Problem description: Return the entries below verbatim. Pictures stay out.

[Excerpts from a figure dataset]

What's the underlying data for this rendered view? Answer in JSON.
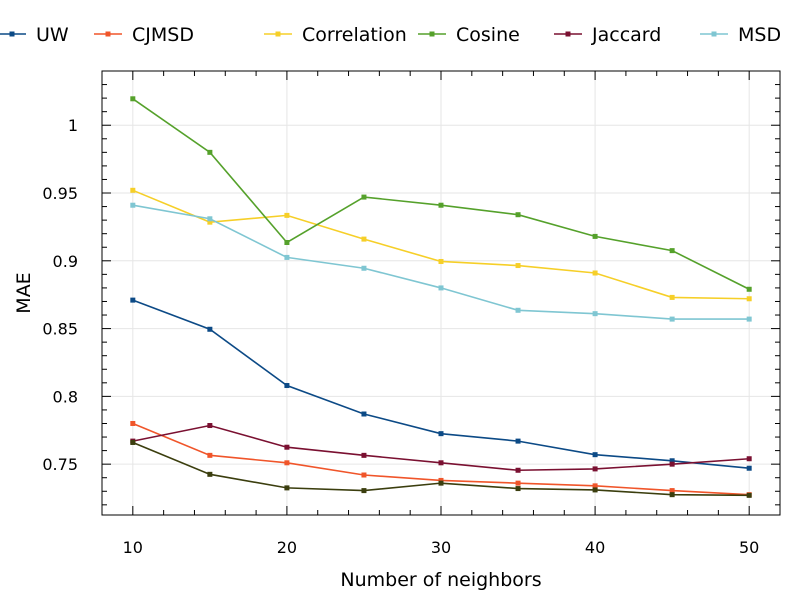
{
  "chart_data": {
    "type": "line",
    "title": "",
    "xlabel": "Number of neighbors",
    "ylabel": "MAE",
    "x": [
      10,
      15,
      20,
      25,
      30,
      35,
      40,
      45,
      50
    ],
    "xlim": [
      8,
      52
    ],
    "ylim": [
      0.7125,
      1.04
    ],
    "xticks": [
      10,
      20,
      30,
      40,
      50
    ],
    "xtick_labels": [
      "10",
      "20",
      "30",
      "40",
      "50"
    ],
    "yticks": [
      0.75,
      0.8,
      0.85,
      0.9,
      0.95,
      1.0
    ],
    "ytick_labels": [
      "0.75",
      "0.8",
      "0.85",
      "0.9",
      "0.95",
      "1"
    ],
    "grid": true,
    "legend_position": "top",
    "series": [
      {
        "name": "UW",
        "color": "#0c4a86",
        "values": [
          0.871,
          0.8495,
          0.808,
          0.787,
          0.7725,
          0.767,
          0.757,
          0.7525,
          0.747
        ]
      },
      {
        "name": "CJMSD",
        "color": "#f0552a",
        "values": [
          0.78,
          0.7565,
          0.751,
          0.742,
          0.738,
          0.736,
          0.734,
          0.7305,
          0.7275
        ]
      },
      {
        "name": "Correlation",
        "color": "#f6cf28",
        "values": [
          0.952,
          0.9285,
          0.9335,
          0.916,
          0.8995,
          0.8965,
          0.891,
          0.873,
          0.872
        ]
      },
      {
        "name": "Cosine",
        "color": "#55a12b",
        "values": [
          1.0195,
          0.98,
          0.9135,
          0.947,
          0.941,
          0.934,
          0.918,
          0.9075,
          0.879
        ]
      },
      {
        "name": "Jaccard",
        "color": "#7a1031",
        "values": [
          0.767,
          0.7785,
          0.7625,
          0.7565,
          0.751,
          0.7455,
          0.7465,
          0.75,
          0.754
        ]
      },
      {
        "name": "MSD",
        "color": "#7fc6d2",
        "values": [
          0.941,
          0.931,
          0.9025,
          0.8945,
          0.88,
          0.8635,
          0.861,
          0.857,
          0.857
        ]
      },
      {
        "color": "#3b3e0e",
        "values": [
          0.766,
          0.7425,
          0.7325,
          0.7305,
          0.736,
          0.732,
          0.731,
          0.7275,
          0.727
        ]
      }
    ]
  }
}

The output:
What's the underlying data for this rendered view? Answer in JSON.
{
  "chart_data": {
    "type": "line",
    "title": "",
    "xlabel": "Number of neighbors",
    "ylabel": "MAE",
    "x": [
      10,
      15,
      20,
      25,
      30,
      35,
      40,
      45,
      50
    ],
    "xlim": [
      8,
      52
    ],
    "ylim": [
      0.7125,
      1.04
    ],
    "xticks": [
      10,
      20,
      30,
      40,
      50
    ],
    "xtick_labels": [
      "10",
      "20",
      "30",
      "40",
      "50"
    ],
    "yticks": [
      0.75,
      0.8,
      0.85,
      0.9,
      0.95,
      1.0
    ],
    "ytick_labels": [
      "0.75",
      "0.8",
      "0.85",
      "0.9",
      "0.95",
      "1"
    ],
    "grid": true,
    "legend_position": "top",
    "series": [
      {
        "name": "UW",
        "color": "#0c4a86",
        "values": [
          0.871,
          0.8495,
          0.808,
          0.787,
          0.7725,
          0.767,
          0.757,
          0.7525,
          0.747
        ]
      },
      {
        "name": "CJMSD",
        "color": "#f0552a",
        "values": [
          0.78,
          0.7565,
          0.751,
          0.742,
          0.738,
          0.736,
          0.734,
          0.7305,
          0.7275
        ]
      },
      {
        "name": "Correlation",
        "color": "#f6cf28",
        "values": [
          0.952,
          0.9285,
          0.9335,
          0.916,
          0.8995,
          0.8965,
          0.891,
          0.873,
          0.872
        ]
      },
      {
        "name": "Cosine",
        "color": "#55a12b",
        "values": [
          1.0195,
          0.98,
          0.9135,
          0.947,
          0.941,
          0.934,
          0.918,
          0.9075,
          0.879
        ]
      },
      {
        "name": "Jaccard",
        "color": "#7a1031",
        "values": [
          0.767,
          0.7785,
          0.7625,
          0.7565,
          0.751,
          0.7455,
          0.7465,
          0.75,
          0.754
        ]
      },
      {
        "name": "MSD",
        "color": "#7fc6d2",
        "values": [
          0.941,
          0.931,
          0.9025,
          0.8945,
          0.88,
          0.8635,
          0.861,
          0.857,
          0.857
        ]
      },
      {
        "color": "#3b3e0e",
        "values": [
          0.766,
          0.7425,
          0.7325,
          0.7305,
          0.736,
          0.732,
          0.731,
          0.7275,
          0.727
        ]
      }
    ]
  }
}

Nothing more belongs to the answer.